## Exercise prompt
Give back every line exactly as it appears, pictures excluded.

===

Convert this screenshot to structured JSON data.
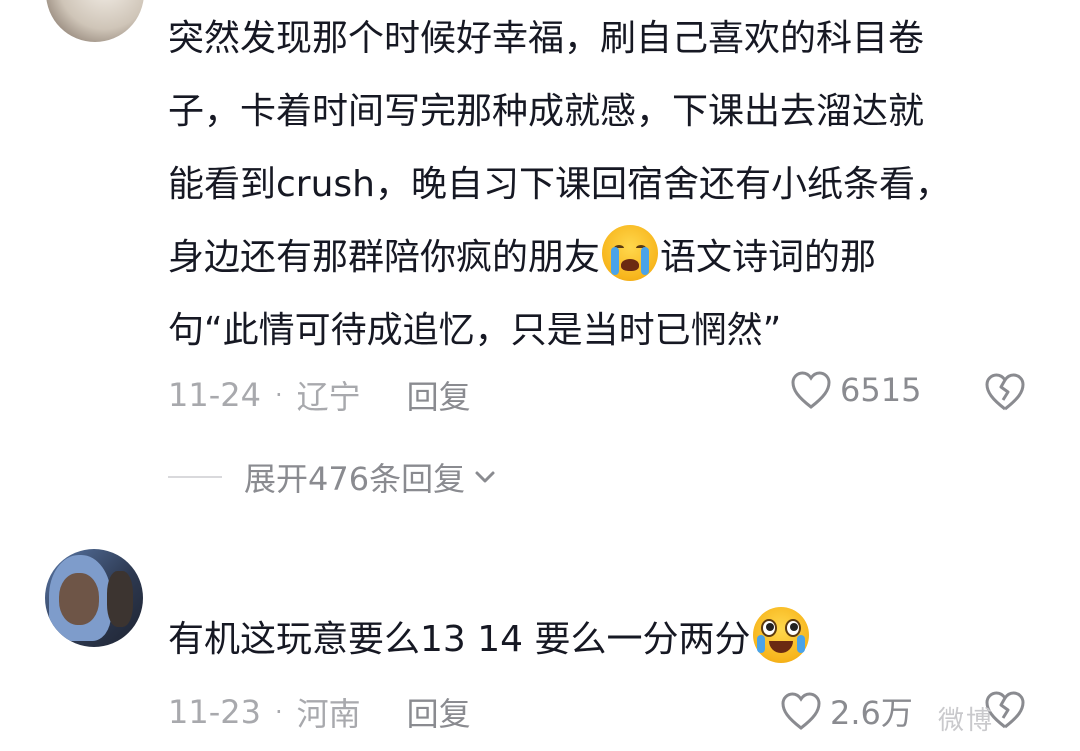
{
  "comments": [
    {
      "lines": [
        "突然发现那个时候好幸福，刷自己喜欢的科目卷",
        "子，卡着时间写完那种成就感，下课出去溜达就",
        "能看到crush，晚自习下课回宿舍还有小纸条看，",
        "身边还有那群陪你疯的朋友",
        "语文诗词的那",
        "句“此情可待成追忆，只是当时已惘然”"
      ],
      "date": "11-24",
      "separator": "·",
      "location": "辽宁",
      "reply_label": "回复",
      "like_count": "6515",
      "expand_label": "展开476条回复",
      "emoji": "loudly-crying-emoji"
    },
    {
      "text": "有机这玩意要么13 14 要么一分两分",
      "date": "11-23",
      "separator": "·",
      "location": "河南",
      "reply_label": "回复",
      "like_count": "2.6万",
      "emoji": "holding-back-tears-emoji"
    }
  ],
  "watermark": "微博",
  "colors": {
    "text": "#161823",
    "meta": "#a8a9ad",
    "action": "#8a8b90"
  }
}
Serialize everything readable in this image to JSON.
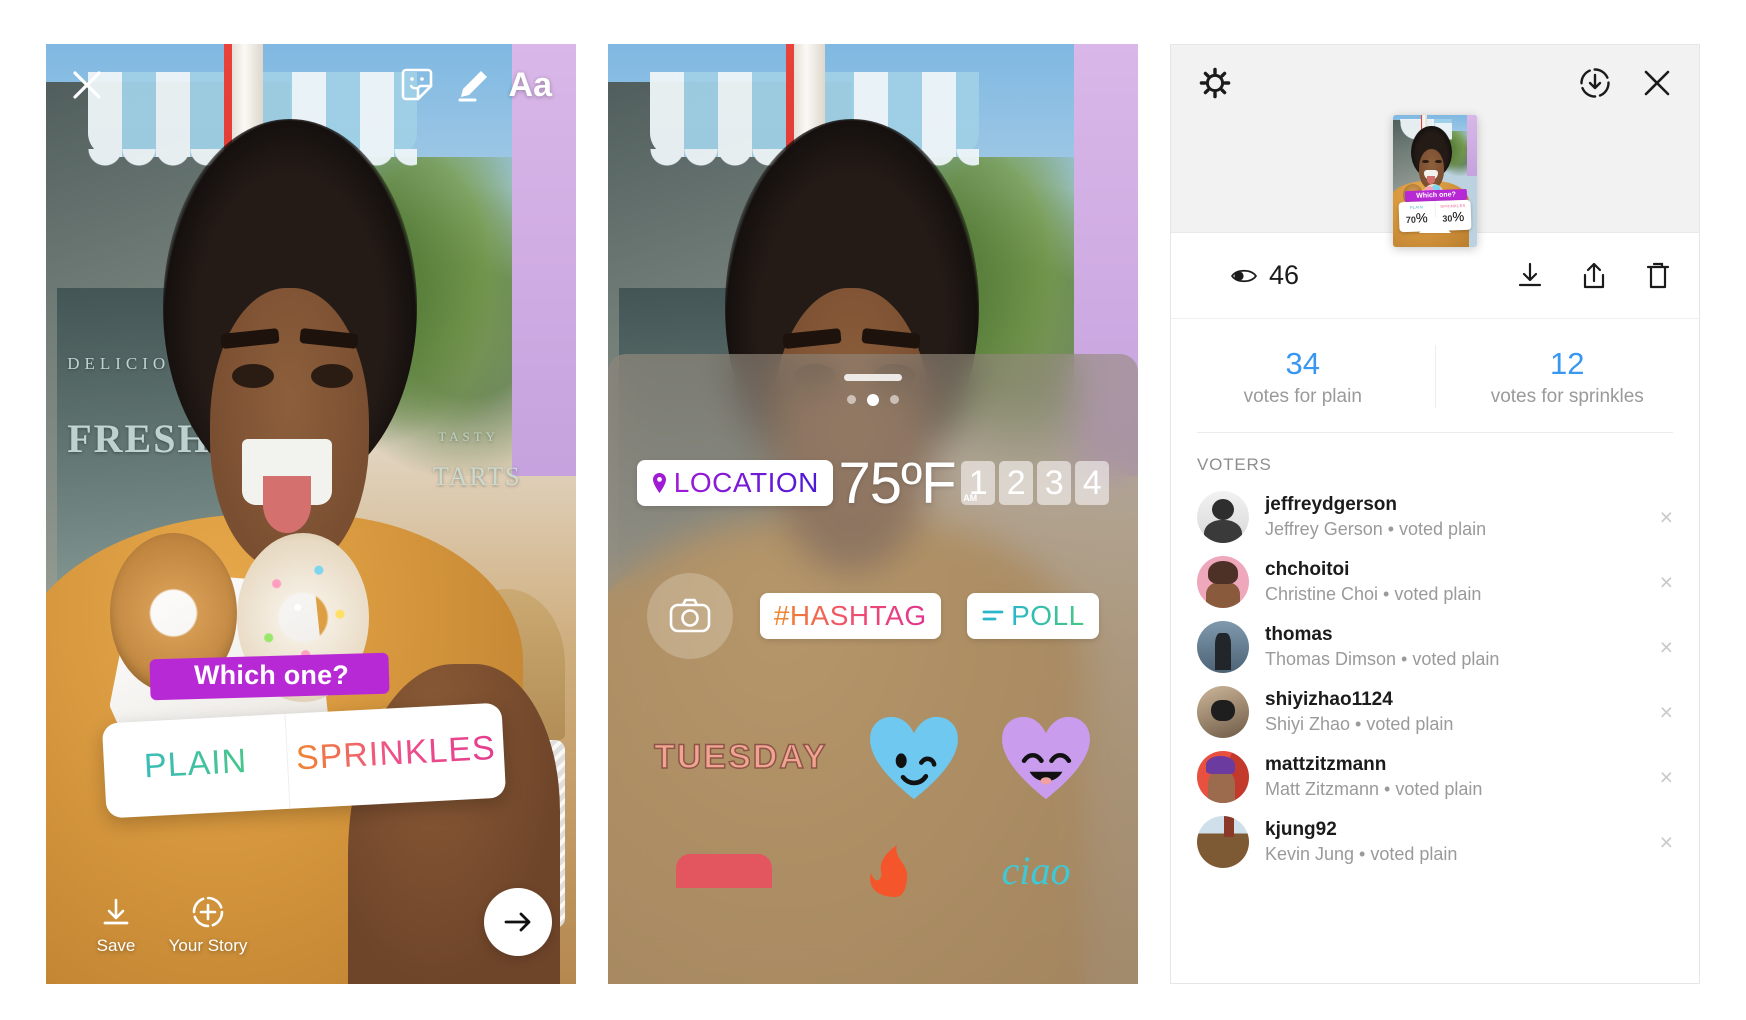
{
  "left_panel": {
    "name": "story-composer",
    "toolbar": {
      "close_label": "×",
      "sticker_icon": "sticker-face-icon",
      "draw_icon": "marker-pen-icon",
      "text_label": "Aa"
    },
    "scene_text": {
      "sign_delicious": "DELICIO",
      "sign_fresh_pies": "FRESH PIES",
      "sign_tasty": "TASTY",
      "sign_tarts": "TARTS"
    },
    "poll_sticker": {
      "question": "Which one?",
      "option_left": "PLAIN",
      "option_right": "SPRINKLES"
    },
    "bottom_bar": {
      "save_label": "Save",
      "your_story_label": "Your Story",
      "next_icon": "arrow-right-icon"
    }
  },
  "middle_panel": {
    "name": "sticker-tray",
    "dots": [
      "",
      "",
      ""
    ],
    "active_dot_index": 1,
    "stickers": {
      "location": "LOCATION",
      "temperature": "75ºF",
      "clock_am": "AM",
      "clock_digits": [
        "1",
        "2",
        "3",
        "4"
      ],
      "camera": "camera-icon",
      "hashtag": "#HASHTAG",
      "poll": "POLL",
      "tuesday": "TUESDAY",
      "heart_wink": "winking-heart-sticker",
      "heart_smile": "smiling-heart-sticker"
    }
  },
  "right_panel": {
    "name": "story-insights",
    "header": {
      "gear_icon": "gear-icon",
      "download_circle_icon": "download-circle-icon",
      "close_icon": "close-icon"
    },
    "thumbnail": {
      "which_one": "Which one?",
      "left_label": "PLAIN",
      "left_pct": "70",
      "left_pct_sym": "%",
      "right_label": "SPRINKLES",
      "right_pct": "30",
      "right_pct_sym": "%"
    },
    "actions": {
      "views_count": "46",
      "views_icon": "eye-icon",
      "download_icon": "download-icon",
      "share_icon": "share-up-icon",
      "delete_icon": "trash-icon"
    },
    "votes": [
      {
        "count": "34",
        "label": "votes for plain"
      },
      {
        "count": "12",
        "label": "votes for sprinkles"
      }
    ],
    "voters_title": "VOTERS",
    "voters": [
      {
        "username": "jeffreydgerson",
        "subtitle": "Jeffrey Gerson • voted plain",
        "remove": "×"
      },
      {
        "username": "chchoitoi",
        "subtitle": "Christine Choi • voted plain",
        "remove": "×"
      },
      {
        "username": "thomas",
        "subtitle": "Thomas Dimson • voted plain",
        "remove": "×"
      },
      {
        "username": "shiyizhao1124",
        "subtitle": "Shiyi Zhao • voted plain",
        "remove": "×"
      },
      {
        "username": "mattzitzmann",
        "subtitle": "Matt Zitzmann • voted plain",
        "remove": "×"
      },
      {
        "username": "kjung92",
        "subtitle": "Kevin Jung • voted plain",
        "remove": "×"
      }
    ],
    "colors": {
      "accent_blue": "#3897f0",
      "muted_gray": "#9a9a9a",
      "header_bg": "#f2f2f2"
    }
  }
}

===

## Result of this exercise
Convert this screenshot to structured JSON data.
{
  "comments": [
    {
      "lines": [
        "突然发现那个时候好幸福，刷自己喜欢的科目卷",
        "子，卡着时间写完那种成就感，下课出去溜达就",
        "能看到crush，晚自习下课回宿舍还有小纸条看，",
        "身边还有那群陪你疯的朋友",
        "语文诗词的那",
        "句“此情可待成追忆，只是当时已惘然”"
      ],
      "date": "11-24",
      "separator": "·",
      "location": "辽宁",
      "reply_label": "回复",
      "like_count": "6515",
      "expand_label": "展开476条回复",
      "emoji": "loudly-crying-emoji"
    },
    {
      "text": "有机这玩意要么13 14 要么一分两分",
      "date": "11-23",
      "separator": "·",
      "location": "河南",
      "reply_label": "回复",
      "like_count": "2.6万",
      "emoji": "holding-back-tears-emoji"
    }
  ],
  "watermark": "微博",
  "colors": {
    "text": "#161823",
    "meta": "#a8a9ad",
    "action": "#8a8b90"
  }
}
Serialize everything readable in this image to JSON.
{
  "left_panel": {
    "name": "story-composer",
    "toolbar": {
      "close_label": "×",
      "sticker_icon": "sticker-face-icon",
      "draw_icon": "marker-pen-icon",
      "text_label": "Aa"
    },
    "scene_text": {
      "sign_delicious": "DELICIO",
      "sign_fresh_pies": "FRESH PIES",
      "sign_tasty": "TASTY",
      "sign_tarts": "TARTS"
    },
    "poll_sticker": {
      "question": "Which one?",
      "option_left": "PLAIN",
      "option_right": "SPRINKLES"
    },
    "bottom_bar": {
      "save_label": "Save",
      "your_story_label": "Your Story",
      "next_icon": "arrow-right-icon"
    }
  },
  "middle_panel": {
    "name": "sticker-tray",
    "dots": [
      "",
      "",
      ""
    ],
    "active_dot_index": 1,
    "stickers": {
      "location": "LOCATION",
      "temperature": "75ºF",
      "clock_am": "AM",
      "clock_digits": [
        "1",
        "2",
        "3",
        "4"
      ],
      "camera": "camera-icon",
      "hashtag": "#HASHTAG",
      "poll": "POLL",
      "tuesday": "TUESDAY",
      "heart_wink": "winking-heart-sticker",
      "heart_smile": "smiling-heart-sticker"
    }
  },
  "right_panel": {
    "name": "story-insights",
    "header": {
      "gear_icon": "gear-icon",
      "download_circle_icon": "download-circle-icon",
      "close_icon": "close-icon"
    },
    "thumbnail": {
      "which_one": "Which one?",
      "left_label": "PLAIN",
      "left_pct": "70",
      "left_pct_sym": "%",
      "right_label": "SPRINKLES",
      "right_pct": "30",
      "right_pct_sym": "%"
    },
    "actions": {
      "views_count": "46",
      "views_icon": "eye-icon",
      "download_icon": "download-icon",
      "share_icon": "share-up-icon",
      "delete_icon": "trash-icon"
    },
    "votes": [
      {
        "count": "34",
        "label": "votes for plain"
      },
      {
        "count": "12",
        "label": "votes for sprinkles"
      }
    ],
    "voters_title": "VOTERS",
    "voters": [
      {
        "username": "jeffreydgerson",
        "subtitle": "Jeffrey Gerson • voted plain",
        "remove": "×"
      },
      {
        "username": "chchoitoi",
        "subtitle": "Christine Choi • voted plain",
        "remove": "×"
      },
      {
        "username": "thomas",
        "subtitle": "Thomas Dimson • voted plain",
        "remove": "×"
      },
      {
        "username": "shiyizhao1124",
        "subtitle": "Shiyi Zhao • voted plain",
        "remove": "×"
      },
      {
        "username": "mattzitzmann",
        "subtitle": "Matt Zitzmann • voted plain",
        "remove": "×"
      },
      {
        "username": "kjung92",
        "subtitle": "Kevin Jung • voted plain",
        "remove": "×"
      }
    ],
    "colors": {
      "accent_blue": "#3897f0",
      "muted_gray": "#9a9a9a",
      "header_bg": "#f2f2f2"
    }
  }
}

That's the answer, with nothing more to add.